_PROBLEM TO SOLVE_
Pick up the passage on methanol intoxication below after its last sentence and continue it.

_TEXT PASSAGE_
______________________________
Methanol intoxication, when sever enough, causes many electrocardiographic changes. J point elevation and U wave are most frequent (figure 1), While others like QTc more than 500 milli-second tends to be an index of severity (Table 3).
A total number of 356 patients were included in this study, a majority of whom were male. This can be explained by the participants’ cultural background and relevant social stigma of alcohol usage for women in Iran. Compared to previous outbreaks [18, 19], the age distribution of the population was broader as the study included teenagers as well as senior patients who were in their 70’s in some cases. The involvement of the youths may be a matter of concern for social activists in Iran.
In this study, interesting finding were myocardial infarction, AVB and sinus tachycardia, and QT>500, all of which predispose the patients to arrythmia. The mechanism of arrythmia is tightly related to acidosis. Acidosis is an obvious biochemical marker with regard to its several mechanisms. Formic acid makes a pivotal contribution to the PH drop, which causes hyperkalemia when acidosis makes potassium to shift out of cells. Another reason for high potassium level may be oliguria, which prevent potassium loss in urine. Another consequence of acidosis seems to be hypercalcemia caused by a decrease in binding to protein under this condition. The extra amount of both ions contributes to arrhythmia mechanism .
Different mortality rates have been reported for methanol intoxication. The reason may be controversy in definitions. Taiwan nationwide survey showed 40% long-term mortality ; however, a study from UK reported a 11% rate . Another research with the rate of 40% was performed by Sanaei-Zade et al. . The mortality rate in our series was slightly <17%, which seems to be more comparable to a study by Jaff et al. ; however, this is an in-hospital mortality in two referral centers, and the ones related to the outpatient cases were not included. The mortality and ocular and brain damage rates are in agreement with some previous outbreak reports [19, 22-24].
______________________________
_INFORMATION SUPPLIED_
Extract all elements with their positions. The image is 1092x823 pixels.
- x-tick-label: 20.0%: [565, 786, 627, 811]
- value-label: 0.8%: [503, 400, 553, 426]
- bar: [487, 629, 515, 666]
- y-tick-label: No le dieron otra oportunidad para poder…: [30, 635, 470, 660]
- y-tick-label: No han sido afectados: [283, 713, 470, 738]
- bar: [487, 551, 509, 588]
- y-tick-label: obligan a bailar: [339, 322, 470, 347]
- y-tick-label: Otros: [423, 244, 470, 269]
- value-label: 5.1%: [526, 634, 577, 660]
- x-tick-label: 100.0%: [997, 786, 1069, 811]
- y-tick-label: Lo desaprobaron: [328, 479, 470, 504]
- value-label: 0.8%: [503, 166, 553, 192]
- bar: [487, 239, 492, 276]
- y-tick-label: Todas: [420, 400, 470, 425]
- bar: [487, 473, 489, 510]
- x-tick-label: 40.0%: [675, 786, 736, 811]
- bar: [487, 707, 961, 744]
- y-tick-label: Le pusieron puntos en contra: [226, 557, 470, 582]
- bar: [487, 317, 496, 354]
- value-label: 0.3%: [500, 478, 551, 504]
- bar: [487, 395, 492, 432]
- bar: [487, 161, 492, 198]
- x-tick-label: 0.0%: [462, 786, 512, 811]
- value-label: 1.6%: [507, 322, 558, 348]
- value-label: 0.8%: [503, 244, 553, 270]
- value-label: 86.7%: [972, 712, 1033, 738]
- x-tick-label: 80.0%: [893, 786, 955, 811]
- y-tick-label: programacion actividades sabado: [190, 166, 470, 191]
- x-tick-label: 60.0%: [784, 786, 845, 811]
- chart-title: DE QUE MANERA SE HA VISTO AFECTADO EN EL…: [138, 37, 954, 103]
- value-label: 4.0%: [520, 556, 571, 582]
______________________________
_EXPECTED ANSWER_
Although the most common finding in a previous report from the UK  was sinus tachycardia, most cases in this study seemed to have normal heart rate; however, the tachycardia proved to be a severity index in the present research. In this regard, the lower prevalence may be due to less severe intoxication in our patients. The heart rate>100 was observed in 25.3% of the sample, which was nearly six times as great as bradycardia (rate<60). In other words, about three quarter of our cases were at a normal range in this regard.
Although there are few case reports on the myocardial infarction in methanol toxicity , our survey was the first study, which could determine the prevalence of this complication. However, the exact pathophysiologic mechanism yet requires further research. We proposed the following hypotheses: (1) This infarction is possible in relatively young patients with no usual risk factors for atherosclerosis ; (2) severe acidosis causes bleeding due to a decrease in fibrinogen level. In-situ thrombosis may sometimes occur with ongoing disseminated intravascular coagulation and possible myocardial infarction ; (3) Possible pathophysiologic mechanism may be endothelial dysfunction, which is a known entity in reduced extracellular PH, however such a dysfunction will end in vasodilation frustratingly ; and (4) Acidosis causes vasodilatation; thus, spasm, as a mechanism of myocardial infarction cannot be blamed . Such hypotheses necessitate further investigation and research.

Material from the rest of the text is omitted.